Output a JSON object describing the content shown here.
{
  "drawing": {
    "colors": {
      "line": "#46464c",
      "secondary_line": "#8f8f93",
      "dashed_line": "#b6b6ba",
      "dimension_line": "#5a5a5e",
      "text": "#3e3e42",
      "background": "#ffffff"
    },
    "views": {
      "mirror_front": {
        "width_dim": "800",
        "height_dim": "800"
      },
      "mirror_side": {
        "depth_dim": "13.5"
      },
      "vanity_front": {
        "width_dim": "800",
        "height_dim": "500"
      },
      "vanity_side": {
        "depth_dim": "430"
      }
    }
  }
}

***

● **Task directions**
The entries above should be repeated exactly, every one of them.

● **Answer to the task**
Output a JSON object describing the content shown here.
{
  "drawing": {
    "colors": {
      "line": "#46464c",
      "secondary_line": "#8f8f93",
      "dashed_line": "#b6b6ba",
      "dimension_line": "#5a5a5e",
      "text": "#3e3e42",
      "background": "#ffffff"
    },
    "views": {
      "mirror_front": {
        "width_dim": "800",
        "height_dim": "800"
      },
      "mirror_side": {
        "depth_dim": "13.5"
      },
      "vanity_front": {
        "width_dim": "800",
        "height_dim": "500"
      },
      "vanity_side": {
        "depth_dim": "430"
      }
    }
  }
}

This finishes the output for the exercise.